* **Exercise task**
In the records below, pick out all lines containing the word "this".

* **Given data**

>>>>>

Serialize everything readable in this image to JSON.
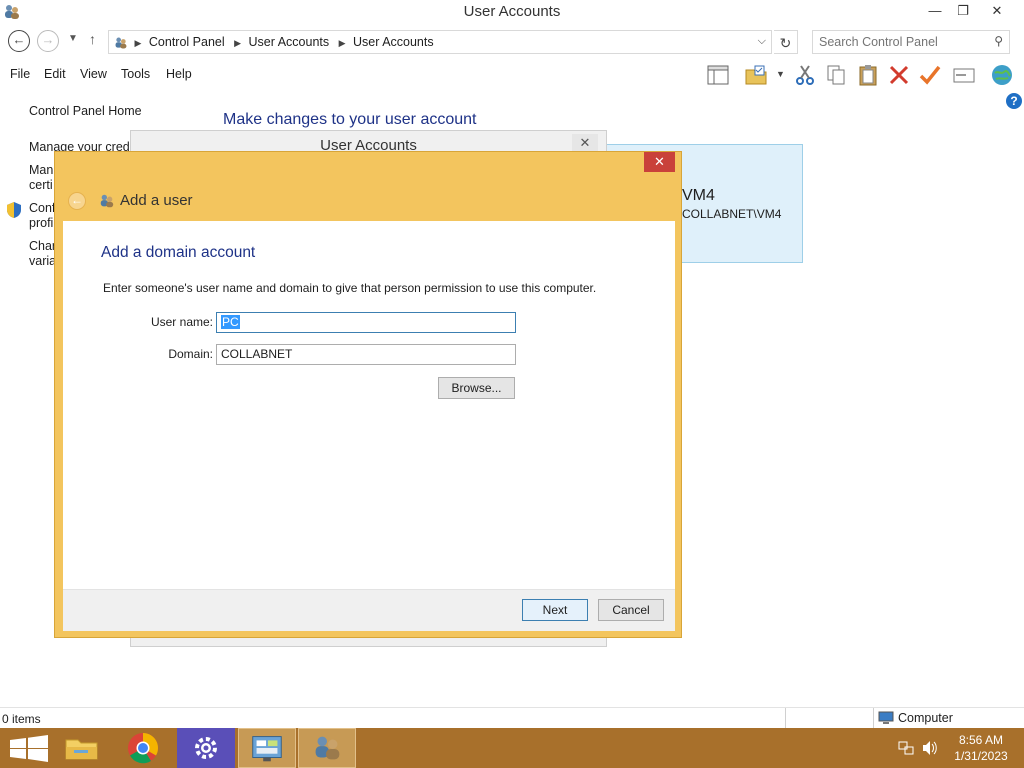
{
  "window": {
    "title": "User Accounts",
    "controls": {
      "minimize": "—",
      "restore": "❐",
      "close": "✕"
    }
  },
  "nav": {
    "back_icon": "arrow-left-icon",
    "forward_icon": "arrow-right-icon",
    "breadcrumbs": [
      "Control Panel",
      "User Accounts",
      "User Accounts"
    ],
    "search_placeholder": "Search Control Panel"
  },
  "menu": {
    "items": [
      "File",
      "Edit",
      "View",
      "Tools",
      "Help"
    ]
  },
  "left_pane": {
    "items": [
      "Control Panel Home",
      "Manage your crede",
      "Man",
      "certi",
      "Conf",
      "profi",
      "Char",
      "varia"
    ]
  },
  "main": {
    "heading": "Make changes to your user account",
    "account_card": {
      "name": "VM4",
      "domain_user": "COLLABNET\\VM4"
    }
  },
  "bg_dialog": {
    "title": "User Accounts",
    "close": "✕"
  },
  "dialog": {
    "title": "Add a user",
    "close": "✕",
    "heading": "Add a domain account",
    "description": "Enter someone's user name and domain to give that person permission to use this computer.",
    "username_label": "User name:",
    "username_value": "PC",
    "domain_label": "Domain:",
    "domain_value": "COLLABNET",
    "browse_label": "Browse...",
    "next_label": "Next",
    "cancel_label": "Cancel"
  },
  "statusbar": {
    "items_text": "0 items",
    "zone_text": "Computer"
  },
  "taskbar": {
    "apps": [
      "start-icon",
      "file-explorer-icon",
      "chrome-icon",
      "settings-icon",
      "control-panel-icon",
      "user-accounts-icon"
    ],
    "time": "8:56 AM",
    "date": "1/31/2023"
  }
}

<<<<<

* **Full answer**
Serialize everything readable in this image to JSON.
    "description": "Enter someone's user name and domain to give that person permission to use this computer.",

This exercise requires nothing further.